AIM> Reproduce the material word for word; the images stay out.

Data items>
— Begin —
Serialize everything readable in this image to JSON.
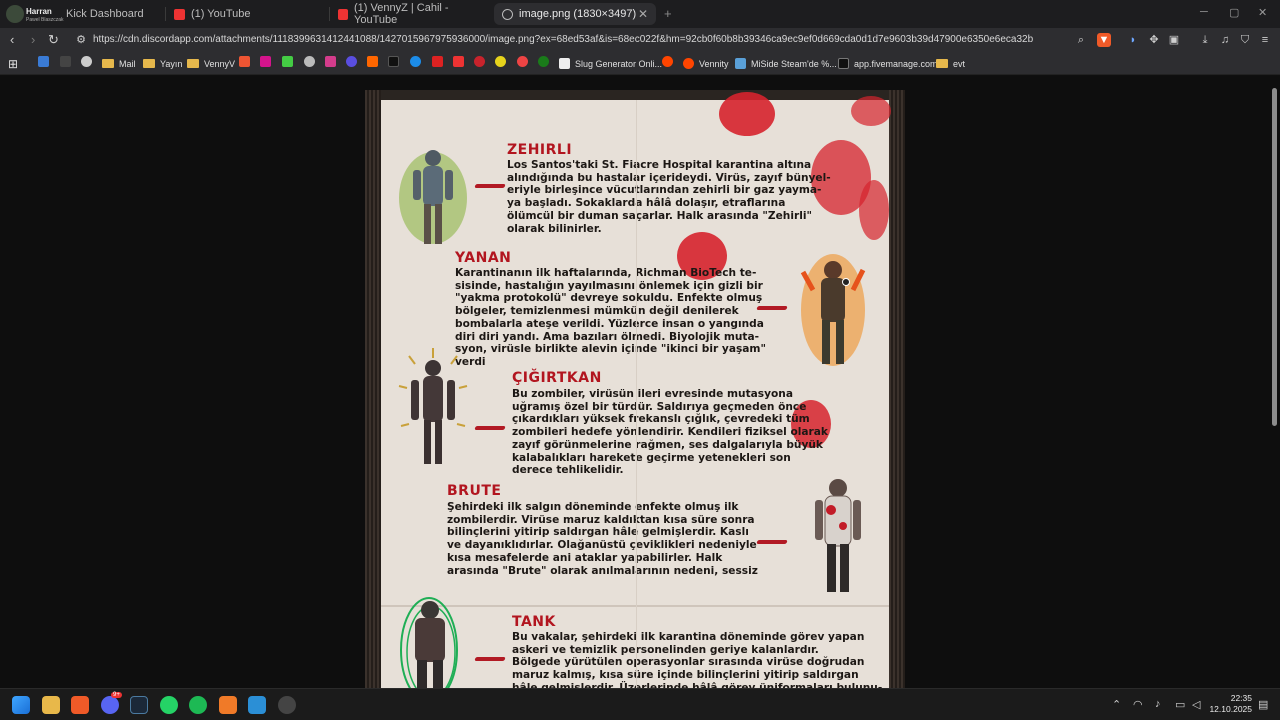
{
  "browser": {
    "tabs": [
      {
        "label": "Kick Dashboard",
        "overlay_title": "Harran",
        "overlay_sub": "Pawel Blaszczak"
      },
      {
        "label": "(1) YouTube"
      },
      {
        "label": "(1) VennyZ | Cahil - YouTube"
      },
      {
        "label": "image.png (1830×3497)",
        "active": true
      }
    ],
    "url": "https://cdn.discordapp.com/attachments/1118399631412441088/1427015967975936000/image.png?ex=68ed53af&is=68ec022f&hm=92cb0f60b8b39346ca9ec9ef0d669cda0d1d7e9603b39d47900e6350e6eca32b",
    "bookmarks": [
      "Mail",
      "Yayın",
      "VennyV",
      "Slug Generator Onli...",
      "Vennity",
      "MiSide Steam'de %...",
      "app.fivemanage.com",
      "evt"
    ],
    "accent": "#d6232e"
  },
  "poster": {
    "entries": [
      {
        "title": "ZEHIRLI",
        "text": "Los Santos'taki St. Fiacre Hospital karantina altına\nalındığında bu hastalar içerideydi. Virüs, zayıf bünyel-\neriyle birleşince vücutlarından zehirli bir gaz yayma-\nya başladı. Sokaklarda hâlâ dolaşır, etraflarına\nölümcül bir duman saçarlar. Halk arasında \"Zehirli\"\nolarak bilinirler."
      },
      {
        "title": "YANAN",
        "text": "Karantinanın ilk haftalarında, Richman BioTech te-\nsisinde, hastalığın yayılmasını önlemek için gizli bir\n\"yakma protokolü\" devreye sokuldu. Enfekte olmuş\nbölgeler, temizlenmesi mümkün değil denilerek\nbombalarla ateşe verildi. Yüzlerce insan o yangında\ndiri diri yandı. Ama bazıları ölmedi. Biyolojik muta-\nsyon, virüsle birlikte alevin içinde \"ikinci bir yaşam\"\nverdi"
      },
      {
        "title": "ÇIĞIRTKAN",
        "text": "Bu zombiler, virüsün ileri evresinde mutasyona\nuğramış özel bir türdür. Saldırıya geçmeden önce\nçıkardıkları yüksek frekanslı çığlık, çevredeki tüm\nzombileri hedefe yönlendirir. Kendileri fiziksel olarak\nzayıf görünmelerine rağmen, ses dalgalarıyla büyük\nkalabalıkları harekete geçirme yetenekleri son\nderece tehlikelidir."
      },
      {
        "title": "BRUTE",
        "text": "Şehirdeki ilk salgın döneminde enfekte olmuş ilk\nzombilerdir. Virüse maruz kaldıktan kısa süre sonra\nbilinçlerini yitirip saldırgan hâle gelmişlerdir. Kaslı\nve dayanıklıdırlar. Olağanüstü çeviklikleri nedeniyle\nkısa mesafelerde ani ataklar yapabilirler. Halk\narasında \"Brute\" olarak anılmalarının nedeni, sessiz"
      },
      {
        "title": "TANK",
        "text": "Bu vakalar, şehirdeki ilk karantina döneminde görev yapan\naskeri ve temizlik personelinden geriye kalanlardır.\nBölgede yürütülen operasyonlar sırasında virüse doğrudan\nmaruz kalmış, kısa süre içinde bilinçlerini yitirip saldırgan\nhâle gelmişlerdir. Üzerlerinde hâlâ görev üniformaları bulunu-"
      }
    ]
  },
  "taskbar": {
    "time": "22:35",
    "date": "12.10.2025",
    "badge": "9+"
  }
}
— End —
CORRECT RESPONSE>
Serialize everything readable in this image to JSON.
{
  "browser": {
    "tabs": [
      {
        "label": "Kick Dashboard",
        "overlay_title": "Harran",
        "overlay_sub": "Pawel Blaszczak"
      },
      {
        "label": "(1) YouTube"
      },
      {
        "label": "(1) VennyZ | Cahil - YouTube"
      },
      {
        "label": "image.png (1830×3497)",
        "active": true
      }
    ],
    "url": "https://cdn.discordapp.com/attachments/1118399631412441088/1427015967975936000/image.png?ex=68ed53af&is=68ec022f&hm=92cb0f60b8b39346ca9ec9ef0d669cda0d1d7e9603b39d47900e6350e6eca32b",
    "bookmarks": [
      "Mail",
      "Yayın",
      "VennyV",
      "Slug Generator Onli...",
      "Vennity",
      "MiSide Steam'de %...",
      "app.fivemanage.com",
      "evt"
    ],
    "accent": "#d6232e"
  },
  "poster": {
    "entries": [
      {
        "title": "ZEHIRLI",
        "text": "Los Santos'taki St. Fiacre Hospital karantina altına\nalındığında bu hastalar içerideydi. Virüs, zayıf bünyel-\neriyle birleşince vücutlarından zehirli bir gaz yayma-\nya başladı. Sokaklarda hâlâ dolaşır, etraflarına\nölümcül bir duman saçarlar. Halk arasında \"Zehirli\"\nolarak bilinirler."
      },
      {
        "title": "YANAN",
        "text": "Karantinanın ilk haftalarında, Richman BioTech te-\nsisinde, hastalığın yayılmasını önlemek için gizli bir\n\"yakma protokolü\" devreye sokuldu. Enfekte olmuş\nbölgeler, temizlenmesi mümkün değil denilerek\nbombalarla ateşe verildi. Yüzlerce insan o yangında\ndiri diri yandı. Ama bazıları ölmedi. Biyolojik muta-\nsyon, virüsle birlikte alevin içinde \"ikinci bir yaşam\"\nverdi"
      },
      {
        "title": "ÇIĞIRTKAN",
        "text": "Bu zombiler, virüsün ileri evresinde mutasyona\nuğramış özel bir türdür. Saldırıya geçmeden önce\nçıkardıkları yüksek frekanslı çığlık, çevredeki tüm\nzombileri hedefe yönlendirir. Kendileri fiziksel olarak\nzayıf görünmelerine rağmen, ses dalgalarıyla büyük\nkalabalıkları harekete geçirme yetenekleri son\nderece tehlikelidir."
      },
      {
        "title": "BRUTE",
        "text": "Şehirdeki ilk salgın döneminde enfekte olmuş ilk\nzombilerdir. Virüse maruz kaldıktan kısa süre sonra\nbilinçlerini yitirip saldırgan hâle gelmişlerdir. Kaslı\nve dayanıklıdırlar. Olağanüstü çeviklikleri nedeniyle\nkısa mesafelerde ani ataklar yapabilirler. Halk\narasında \"Brute\" olarak anılmalarının nedeni, sessiz"
      },
      {
        "title": "TANK",
        "text": "Bu vakalar, şehirdeki ilk karantina döneminde görev yapan\naskeri ve temizlik personelinden geriye kalanlardır.\nBölgede yürütülen operasyonlar sırasında virüse doğrudan\nmaruz kalmış, kısa süre içinde bilinçlerini yitirip saldırgan\nhâle gelmişlerdir. Üzerlerinde hâlâ görev üniformaları bulunu-"
      }
    ]
  },
  "taskbar": {
    "time": "22:35",
    "date": "12.10.2025",
    "badge": "9+"
  }
}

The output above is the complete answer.